==== Data extract ====
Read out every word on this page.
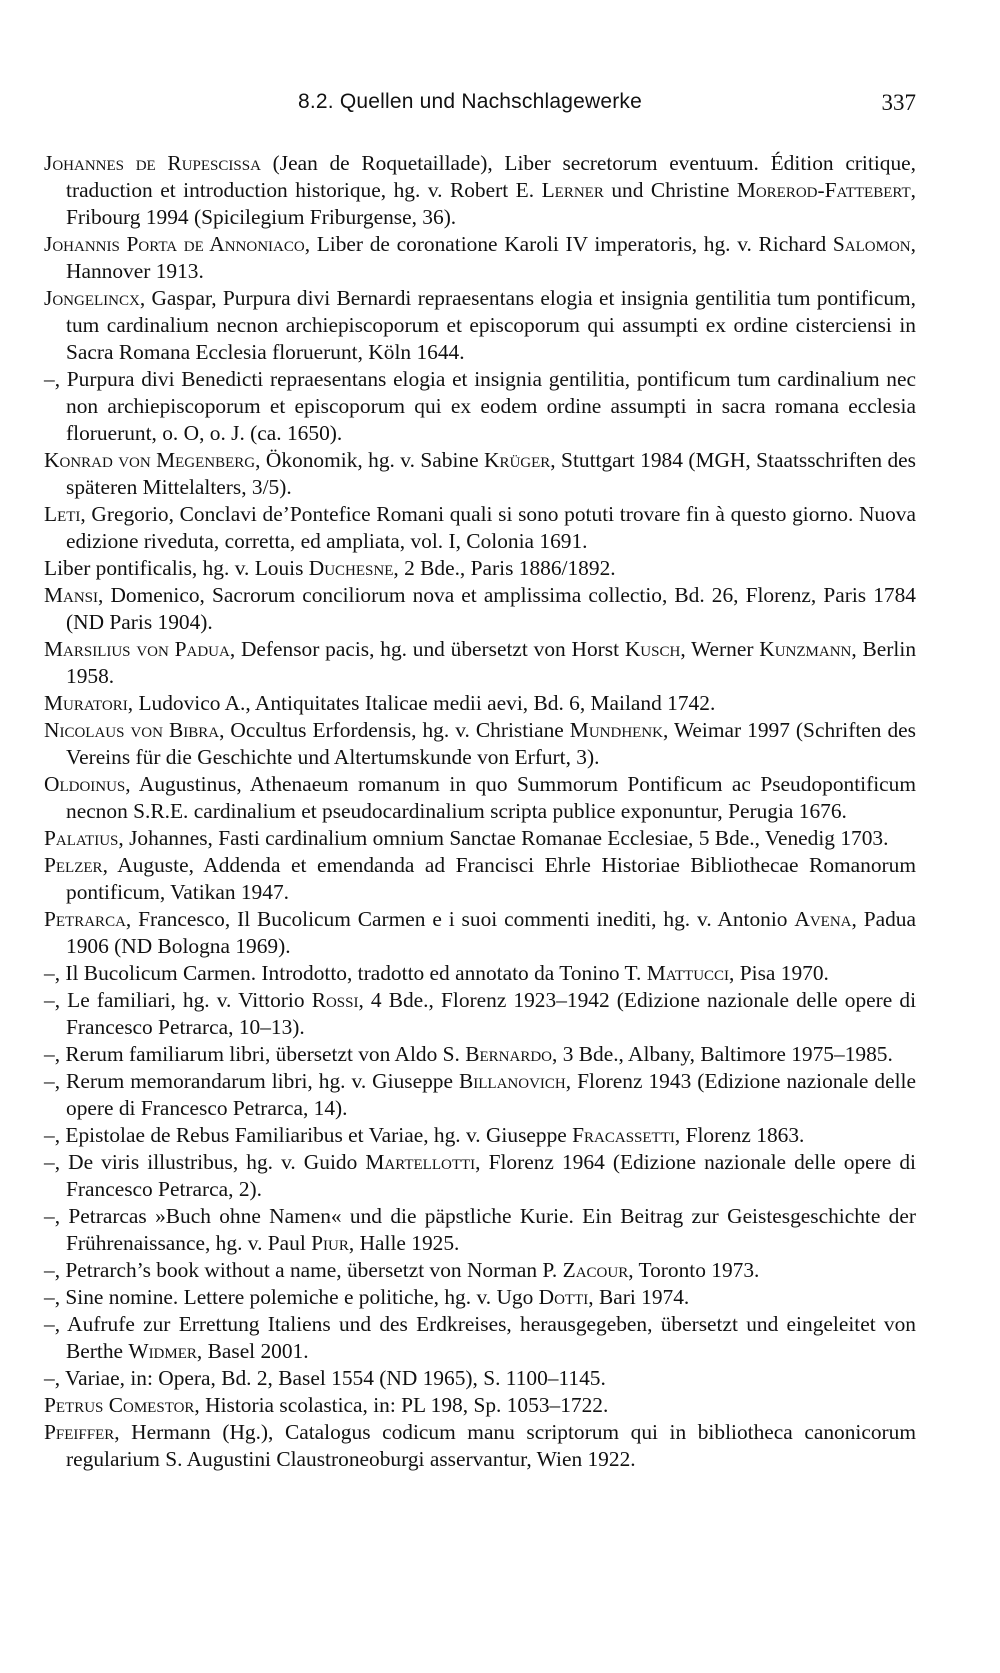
8.2. Quellen und Nachschlagewerke	337
Johannes de Rupescissa (Jean de Roquetaillade), Liber secretorum eventuum. Édition critique, traduction et introduction historique, hg. v. Robert E. Lerner und Christine Morerod-Fattebert, Fribourg 1994 (Spicilegium Friburgense, 36).
Johannis Porta de Annoniaco, Liber de coronatione Karoli IV imperatoris, hg. v. Richard Salomon, Hannover 1913.
Jongelincx, Gaspar, Purpura divi Bernardi repraesentans elogia et insignia gentilitia tum pontificum, tum cardinalium necnon archiepiscoporum et episcoporum qui assumpti ex ordine cisterciensi in Sacra Romana Ecclesia floruerunt, Köln 1644.
–, Purpura divi Benedicti repraesentans elogia et insignia gentilitia, pontificum tum cardinalium nec non archiepiscoporum et episcoporum qui ex eodem ordine assumpti in sacra romana ecclesia floruerunt, o. O, o. J. (ca. 1650).
Konrad von Megenberg, Ökonomik, hg. v. Sabine Krüger, Stuttgart 1984 (MGH, Staatsschriften des späteren Mittelalters, 3/5).
Leti, Gregorio, Conclavi de’Pontefice Romani quali si sono potuti trovare fin à questo giorno. Nuova edizione riveduta, corretta, ed ampliata, vol. I, Colonia 1691.
Liber pontificalis, hg. v. Louis Duchesne, 2 Bde., Paris 1886/1892.
Mansi, Domenico, Sacrorum conciliorum nova et amplissima collectio, Bd. 26, Florenz, Paris 1784 (ND Paris 1904).
Marsilius von Padua, Defensor pacis, hg. und übersetzt von Horst Kusch, Werner Kunzmann, Berlin 1958.
Muratori, Ludovico A., Antiquitates Italicae medii aevi, Bd. 6, Mailand 1742.
Nicolaus von Bibra, Occultus Erfordensis, hg. v. Christiane Mundhenk, Weimar 1997 (Schriften des Vereins für die Geschichte und Altertumskunde von Erfurt, 3).
Oldoinus, Augustinus, Athenaeum romanum in quo Summorum Pontificum ac Pseudopontificum necnon S.R.E. cardinalium et pseudocardinalium scripta publice exponuntur, Perugia 1676.
Palatius, Johannes, Fasti cardinalium omnium Sanctae Romanae Ecclesiae, 5 Bde., Venedig 1703.
Pelzer, Auguste, Addenda et emendanda ad Francisci Ehrle Historiae Bibliothecae Romanorum pontificum, Vatikan 1947.
Petrarca, Francesco, Il Bucolicum Carmen e i suoi commenti inediti, hg. v. Antonio Avena, Padua 1906 (ND Bologna 1969).
–, Il Bucolicum Carmen. Introdotto, tradotto ed annotato da Tonino T. Mattucci, Pisa 1970.
–, Le familiari, hg. v. Vittorio Rossi, 4 Bde., Florenz 1923–1942 (Edizione nazionale delle opere di Francesco Petrarca, 10–13).
–, Rerum familiarum libri, übersetzt von Aldo S. Bernardo, 3 Bde., Albany, Baltimore 1975–1985.
–, Rerum memorandarum libri, hg. v. Giuseppe Billanovich, Florenz 1943 (Edizione nazionale delle opere di Francesco Petrarca, 14).
–, Epistolae de Rebus Familiaribus et Variae, hg. v. Giuseppe Fracassetti, Florenz 1863.
–, De viris illustribus, hg. v. Guido Martellotti, Florenz 1964 (Edizione nazionale delle opere di Francesco Petrarca, 2).
–, Petrarcas »Buch ohne Namen« und die päpstliche Kurie. Ein Beitrag zur Geistesgeschichte der Frührenaissance, hg. v. Paul Piur, Halle 1925.
–, Petrarch’s book without a name, übersetzt von Norman P. Zacour, Toronto 1973.
–, Sine nomine. Lettere polemiche e politiche, hg. v. Ugo Dotti, Bari 1974.
–, Aufrufe zur Errettung Italiens und des Erdkreises, herausgegeben, übersetzt und eingeleitet von Berthe Widmer, Basel 2001.
–, Variae, in: Opera, Bd. 2, Basel 1554 (ND 1965), S. 1100–1145.
Petrus Comestor, Historia scolastica, in: PL 198, Sp. 1053–1722.
Pfeiffer, Hermann (Hg.), Catalogus codicum manu scriptorum qui in bibliotheca canonicorum regularium S. Augustini Claustroneoburgi asservantur, Wien 1922.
====
Identify every line above with the string "repraesentans" in it. Copy those lines.

Jongelincx, Gaspar, Purpura divi Bernardi repraesentans elogia et insignia gentilitia tum pontificum, tum cardinalium necnon archiepiscoporum et episcoporum qui assumpti ex ordine cisterciensi in Sacra Romana Ecclesia floruerunt, Köln 1644.
–, Purpura divi Benedicti repraesentans elogia et insignia gentilitia, pontificum tum cardinalium nec non archiepiscoporum et episcoporum qui ex eodem ordine assumpti in sacra romana ecclesia floruerunt, o. O, o. J. (ca. 1650).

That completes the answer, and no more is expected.